ENTRIES SUPPLIED:

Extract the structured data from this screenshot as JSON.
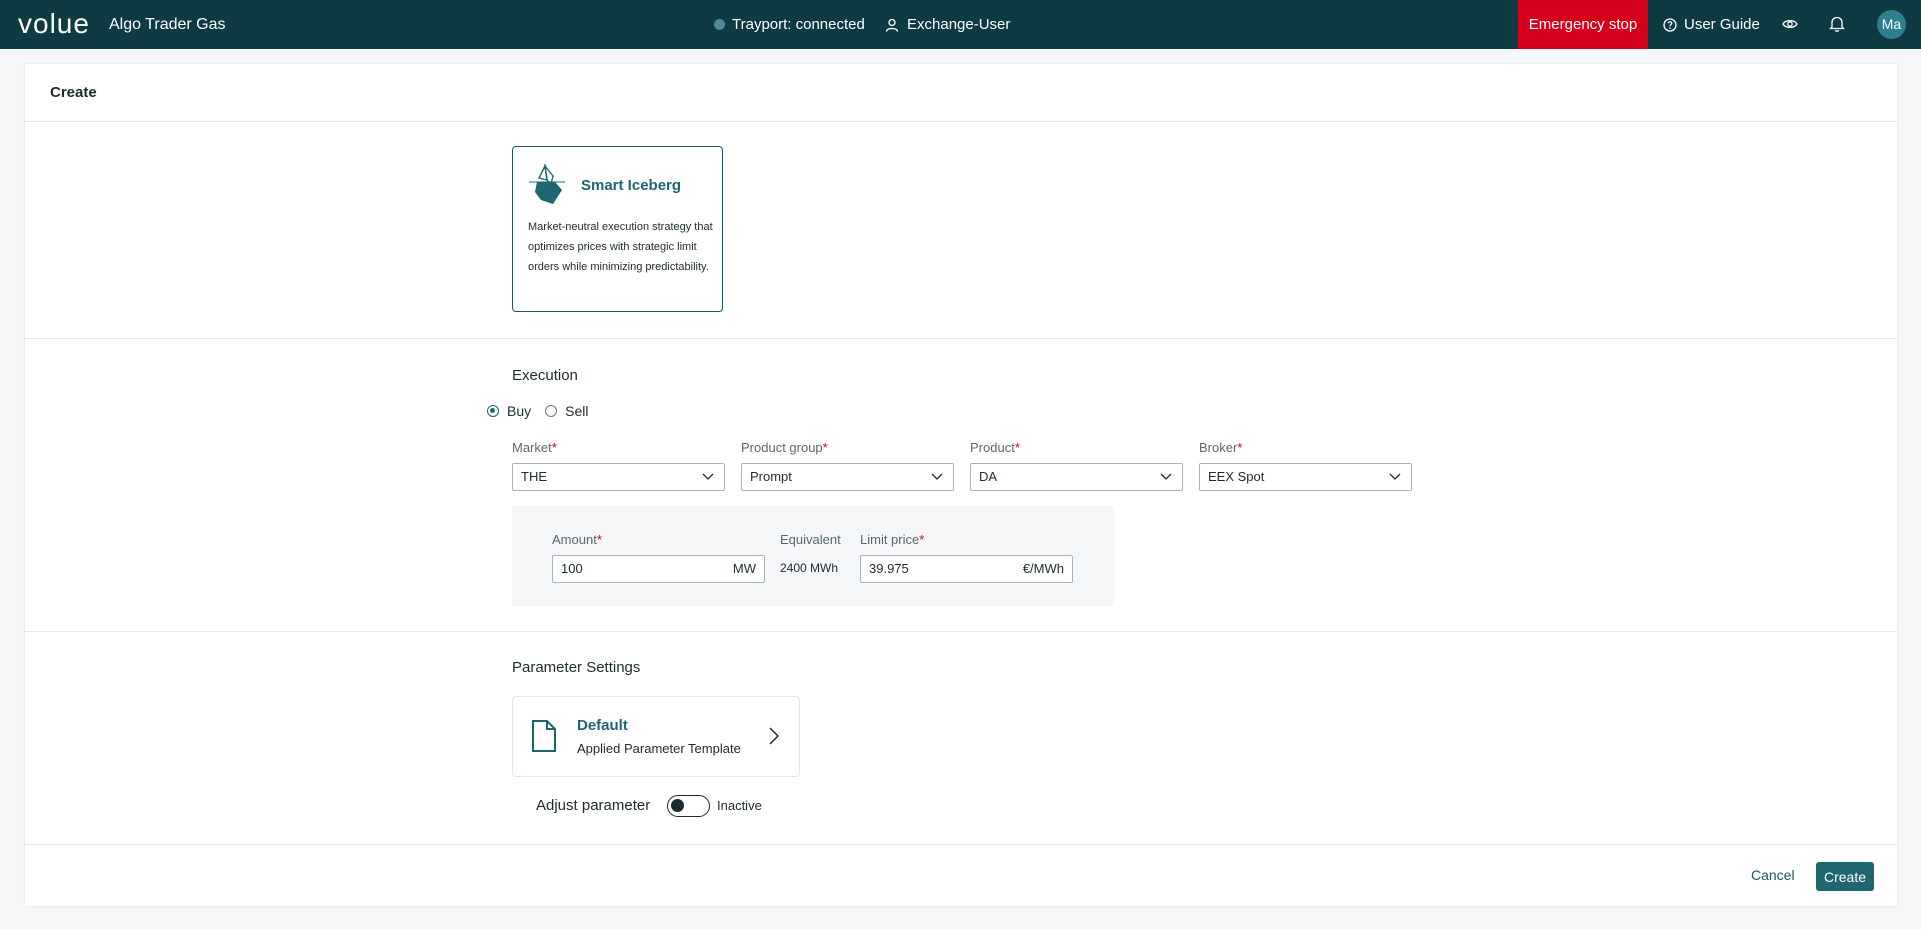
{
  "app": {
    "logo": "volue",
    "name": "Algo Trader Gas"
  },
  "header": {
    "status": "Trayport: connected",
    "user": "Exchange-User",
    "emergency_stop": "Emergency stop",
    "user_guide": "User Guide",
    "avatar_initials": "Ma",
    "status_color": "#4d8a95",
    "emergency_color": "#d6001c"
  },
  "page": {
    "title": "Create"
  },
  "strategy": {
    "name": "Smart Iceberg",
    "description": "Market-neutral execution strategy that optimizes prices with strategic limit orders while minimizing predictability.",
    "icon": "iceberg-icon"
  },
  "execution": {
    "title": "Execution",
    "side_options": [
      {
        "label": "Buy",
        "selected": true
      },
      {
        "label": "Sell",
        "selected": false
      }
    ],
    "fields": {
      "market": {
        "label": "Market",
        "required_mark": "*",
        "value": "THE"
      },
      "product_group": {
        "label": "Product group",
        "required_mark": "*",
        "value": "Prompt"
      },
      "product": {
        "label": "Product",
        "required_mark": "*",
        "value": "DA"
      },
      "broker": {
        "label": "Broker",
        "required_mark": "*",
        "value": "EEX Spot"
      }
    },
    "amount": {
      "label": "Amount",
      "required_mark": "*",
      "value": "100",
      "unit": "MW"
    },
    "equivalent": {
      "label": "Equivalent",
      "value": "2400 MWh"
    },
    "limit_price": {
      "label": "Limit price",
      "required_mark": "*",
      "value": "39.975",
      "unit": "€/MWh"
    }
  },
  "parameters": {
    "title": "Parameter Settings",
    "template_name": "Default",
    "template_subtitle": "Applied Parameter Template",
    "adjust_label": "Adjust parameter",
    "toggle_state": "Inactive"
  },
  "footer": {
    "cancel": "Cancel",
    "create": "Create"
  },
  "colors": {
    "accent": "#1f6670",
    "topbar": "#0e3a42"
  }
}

* * *

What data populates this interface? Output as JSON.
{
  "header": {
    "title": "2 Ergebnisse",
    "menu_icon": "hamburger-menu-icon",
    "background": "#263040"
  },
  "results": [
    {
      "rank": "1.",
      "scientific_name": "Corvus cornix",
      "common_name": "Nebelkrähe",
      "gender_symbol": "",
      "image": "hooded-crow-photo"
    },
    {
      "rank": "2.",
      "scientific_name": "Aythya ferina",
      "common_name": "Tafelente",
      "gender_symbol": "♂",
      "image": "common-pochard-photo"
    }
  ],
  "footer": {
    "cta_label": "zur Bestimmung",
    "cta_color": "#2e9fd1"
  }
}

EXERCISE OBJECTIVE: In the records, locate each line holding the string "icon" and copy it.

EXPECTED ANSWER:
    "icon": "iceberg-icon"
    "menu_icon": "hamburger-menu-icon",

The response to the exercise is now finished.